» **Written task**:
Repeat the records below exactly as they appear.

» **Provided records**:
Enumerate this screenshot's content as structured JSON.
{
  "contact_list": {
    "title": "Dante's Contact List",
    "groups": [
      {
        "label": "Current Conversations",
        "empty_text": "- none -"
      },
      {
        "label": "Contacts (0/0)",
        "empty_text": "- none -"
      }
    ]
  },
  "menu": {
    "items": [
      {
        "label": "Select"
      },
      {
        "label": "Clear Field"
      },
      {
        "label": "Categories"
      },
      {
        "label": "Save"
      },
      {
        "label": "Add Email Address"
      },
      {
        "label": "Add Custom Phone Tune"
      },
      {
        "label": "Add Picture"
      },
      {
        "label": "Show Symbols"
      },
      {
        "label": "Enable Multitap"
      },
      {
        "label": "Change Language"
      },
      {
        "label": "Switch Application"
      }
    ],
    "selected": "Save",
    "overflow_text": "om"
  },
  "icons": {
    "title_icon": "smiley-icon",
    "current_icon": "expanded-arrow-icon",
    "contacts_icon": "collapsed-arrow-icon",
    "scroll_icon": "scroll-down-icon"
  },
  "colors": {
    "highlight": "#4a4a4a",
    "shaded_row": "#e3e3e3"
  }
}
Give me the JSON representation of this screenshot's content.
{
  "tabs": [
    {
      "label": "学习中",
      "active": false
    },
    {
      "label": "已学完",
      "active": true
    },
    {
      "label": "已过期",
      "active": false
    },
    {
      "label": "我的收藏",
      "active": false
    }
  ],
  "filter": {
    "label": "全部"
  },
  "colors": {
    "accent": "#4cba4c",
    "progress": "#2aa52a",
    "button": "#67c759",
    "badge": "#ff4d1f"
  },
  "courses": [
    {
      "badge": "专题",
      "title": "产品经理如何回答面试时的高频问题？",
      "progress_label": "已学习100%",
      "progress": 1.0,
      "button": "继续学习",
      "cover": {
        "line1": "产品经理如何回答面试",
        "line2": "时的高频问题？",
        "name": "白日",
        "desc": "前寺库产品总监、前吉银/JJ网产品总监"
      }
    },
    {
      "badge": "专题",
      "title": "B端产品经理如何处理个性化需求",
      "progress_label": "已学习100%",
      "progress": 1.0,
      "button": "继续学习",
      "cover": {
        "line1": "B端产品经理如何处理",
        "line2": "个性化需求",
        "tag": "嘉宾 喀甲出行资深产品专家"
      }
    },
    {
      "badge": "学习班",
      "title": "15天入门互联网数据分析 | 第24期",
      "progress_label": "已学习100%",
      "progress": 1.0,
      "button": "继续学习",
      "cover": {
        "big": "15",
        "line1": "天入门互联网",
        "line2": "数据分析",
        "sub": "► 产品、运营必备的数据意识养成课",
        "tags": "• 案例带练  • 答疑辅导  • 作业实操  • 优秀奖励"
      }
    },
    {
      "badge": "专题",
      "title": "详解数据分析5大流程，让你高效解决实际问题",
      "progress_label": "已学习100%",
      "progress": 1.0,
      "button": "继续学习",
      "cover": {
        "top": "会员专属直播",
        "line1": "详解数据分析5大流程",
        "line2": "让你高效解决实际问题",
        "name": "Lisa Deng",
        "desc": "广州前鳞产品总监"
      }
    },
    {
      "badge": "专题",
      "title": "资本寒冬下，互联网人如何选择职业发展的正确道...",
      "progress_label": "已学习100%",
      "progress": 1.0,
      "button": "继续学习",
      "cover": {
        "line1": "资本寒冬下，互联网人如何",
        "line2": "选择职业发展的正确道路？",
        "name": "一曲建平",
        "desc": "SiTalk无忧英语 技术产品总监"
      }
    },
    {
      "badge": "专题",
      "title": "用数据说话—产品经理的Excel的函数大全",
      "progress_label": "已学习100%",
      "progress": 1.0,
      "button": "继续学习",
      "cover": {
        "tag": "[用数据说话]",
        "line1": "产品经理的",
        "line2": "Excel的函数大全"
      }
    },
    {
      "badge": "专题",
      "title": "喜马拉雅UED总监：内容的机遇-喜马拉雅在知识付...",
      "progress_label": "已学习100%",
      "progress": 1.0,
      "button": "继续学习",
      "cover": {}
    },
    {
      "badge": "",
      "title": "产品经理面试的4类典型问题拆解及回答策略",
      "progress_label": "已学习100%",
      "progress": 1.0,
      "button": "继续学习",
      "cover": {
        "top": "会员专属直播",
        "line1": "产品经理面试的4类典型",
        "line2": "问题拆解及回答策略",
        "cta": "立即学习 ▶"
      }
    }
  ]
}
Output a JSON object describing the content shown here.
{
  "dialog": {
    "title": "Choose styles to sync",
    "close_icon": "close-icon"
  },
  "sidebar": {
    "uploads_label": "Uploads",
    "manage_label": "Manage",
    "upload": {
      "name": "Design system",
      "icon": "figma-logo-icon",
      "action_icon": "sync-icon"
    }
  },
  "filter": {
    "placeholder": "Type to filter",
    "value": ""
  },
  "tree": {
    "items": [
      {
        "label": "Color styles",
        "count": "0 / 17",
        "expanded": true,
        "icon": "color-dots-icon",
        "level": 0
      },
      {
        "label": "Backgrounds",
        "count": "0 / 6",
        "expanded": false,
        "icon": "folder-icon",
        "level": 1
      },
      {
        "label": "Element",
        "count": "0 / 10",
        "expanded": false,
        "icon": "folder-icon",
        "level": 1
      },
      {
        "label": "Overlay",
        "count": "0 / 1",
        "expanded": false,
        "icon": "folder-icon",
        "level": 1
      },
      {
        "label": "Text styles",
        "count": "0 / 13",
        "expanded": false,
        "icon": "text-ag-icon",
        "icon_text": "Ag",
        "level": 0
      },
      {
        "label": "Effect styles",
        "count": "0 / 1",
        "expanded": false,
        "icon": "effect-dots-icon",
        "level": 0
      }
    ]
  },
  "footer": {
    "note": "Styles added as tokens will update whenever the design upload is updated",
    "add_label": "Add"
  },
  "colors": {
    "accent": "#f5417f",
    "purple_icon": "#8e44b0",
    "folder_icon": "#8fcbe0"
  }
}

» **Final result**:
Enumerate this screenshot's content as structured JSON.
{
  "contact_list": {
    "title": "Dante's Contact List",
    "groups": [
      {
        "label": "Current Conversations",
        "empty_text": "- none -"
      },
      {
        "label": "Contacts (0/0)",
        "empty_text": "- none -"
      }
    ]
  },
  "menu": {
    "items": [
      {
        "label": "Select"
      },
      {
        "label": "Clear Field"
      },
      {
        "label": "Categories"
      },
      {
        "label": "Save"
      },
      {
        "label": "Add Email Address"
      },
      {
        "label": "Add Custom Phone Tune"
      },
      {
        "label": "Add Picture"
      },
      {
        "label": "Show Symbols"
      },
      {
        "label": "Enable Multitap"
      },
      {
        "label": "Change Language"
      },
      {
        "label": "Switch Application"
      }
    ],
    "selected": "Save",
    "overflow_text": "om"
  },
  "icons": {
    "title_icon": "smiley-icon",
    "current_icon": "expanded-arrow-icon",
    "contacts_icon": "collapsed-arrow-icon",
    "scroll_icon": "scroll-down-icon"
  },
  "colors": {
    "highlight": "#4a4a4a",
    "shaded_row": "#e3e3e3"
  }
}
Give me the JSON representation of this screenshot's content.
{
  "tabs": [
    {
      "label": "学习中",
      "active": false
    },
    {
      "label": "已学完",
      "active": true
    },
    {
      "label": "已过期",
      "active": false
    },
    {
      "label": "我的收藏",
      "active": false
    }
  ],
  "filter": {
    "label": "全部"
  },
  "colors": {
    "accent": "#4cba4c",
    "progress": "#2aa52a",
    "button": "#67c759",
    "badge": "#ff4d1f"
  },
  "courses": [
    {
      "badge": "专题",
      "title": "产品经理如何回答面试时的高频问题？",
      "progress_label": "已学习100%",
      "progress": 1.0,
      "button": "继续学习",
      "cover": {
        "line1": "产品经理如何回答面试",
        "line2": "时的高频问题？",
        "name": "白日",
        "desc": "前寺库产品总监、前吉银/JJ网产品总监"
      }
    },
    {
      "badge": "专题",
      "title": "B端产品经理如何处理个性化需求",
      "progress_label": "已学习100%",
      "progress": 1.0,
      "button": "继续学习",
      "cover": {
        "line1": "B端产品经理如何处理",
        "line2": "个性化需求",
        "tag": "嘉宾 喀甲出行资深产品专家"
      }
    },
    {
      "badge": "学习班",
      "title": "15天入门互联网数据分析 | 第24期",
      "progress_label": "已学习100%",
      "progress": 1.0,
      "button": "继续学习",
      "cover": {
        "big": "15",
        "line1": "天入门互联网",
        "line2": "数据分析",
        "sub": "► 产品、运营必备的数据意识养成课",
        "tags": "• 案例带练  • 答疑辅导  • 作业实操  • 优秀奖励"
      }
    },
    {
      "badge": "专题",
      "title": "详解数据分析5大流程，让你高效解决实际问题",
      "progress_label": "已学习100%",
      "progress": 1.0,
      "button": "继续学习",
      "cover": {
        "top": "会员专属直播",
        "line1": "详解数据分析5大流程",
        "line2": "让你高效解决实际问题",
        "name": "Lisa Deng",
        "desc": "广州前鳞产品总监"
      }
    },
    {
      "badge": "专题",
      "title": "资本寒冬下，互联网人如何选择职业发展的正确道...",
      "progress_label": "已学习100%",
      "progress": 1.0,
      "button": "继续学习",
      "cover": {
        "line1": "资本寒冬下，互联网人如何",
        "line2": "选择职业发展的正确道路？",
        "name": "一曲建平",
        "desc": "SiTalk无忧英语 技术产品总监"
      }
    },
    {
      "badge": "专题",
      "title": "用数据说话—产品经理的Excel的函数大全",
      "progress_label": "已学习100%",
      "progress": 1.0,
      "button": "继续学习",
      "cover": {
        "tag": "[用数据说话]",
        "line1": "产品经理的",
        "line2": "Excel的函数大全"
      }
    },
    {
      "badge": "专题",
      "title": "喜马拉雅UED总监：内容的机遇-喜马拉雅在知识付...",
      "progress_label": "已学习100%",
      "progress": 1.0,
      "button": "继续学习",
      "cover": {}
    },
    {
      "badge": "",
      "title": "产品经理面试的4类典型问题拆解及回答策略",
      "progress_label": "已学习100%",
      "progress": 1.0,
      "button": "继续学习",
      "cover": {
        "top": "会员专属直播",
        "line1": "产品经理面试的4类典型",
        "line2": "问题拆解及回答策略",
        "cta": "立即学习 ▶"
      }
    }
  ]
}
Output a JSON object describing the content shown here.
{
  "dialog": {
    "title": "Choose styles to sync",
    "close_icon": "close-icon"
  },
  "sidebar": {
    "uploads_label": "Uploads",
    "manage_label": "Manage",
    "upload": {
      "name": "Design system",
      "icon": "figma-logo-icon",
      "action_icon": "sync-icon"
    }
  },
  "filter": {
    "placeholder": "Type to filter",
    "value": ""
  },
  "tree": {
    "items": [
      {
        "label": "Color styles",
        "count": "0 / 17",
        "expanded": true,
        "icon": "color-dots-icon",
        "level": 0
      },
      {
        "label": "Backgrounds",
        "count": "0 / 6",
        "expanded": false,
        "icon": "folder-icon",
        "level": 1
      },
      {
        "label": "Element",
        "count": "0 / 10",
        "expanded": false,
        "icon": "folder-icon",
        "level": 1
      },
      {
        "label": "Overlay",
        "count": "0 / 1",
        "expanded": false,
        "icon": "folder-icon",
        "level": 1
      },
      {
        "label": "Text styles",
        "count": "0 / 13",
        "expanded": false,
        "icon": "text-ag-icon",
        "icon_text": "Ag",
        "level": 0
      },
      {
        "label": "Effect styles",
        "count": "0 / 1",
        "expanded": false,
        "icon": "effect-dots-icon",
        "level": 0
      }
    ]
  },
  "footer": {
    "note": "Styles added as tokens will update whenever the design upload is updated",
    "add_label": "Add"
  },
  "colors": {
    "accent": "#f5417f",
    "purple_icon": "#8e44b0",
    "folder_icon": "#8fcbe0"
  }
}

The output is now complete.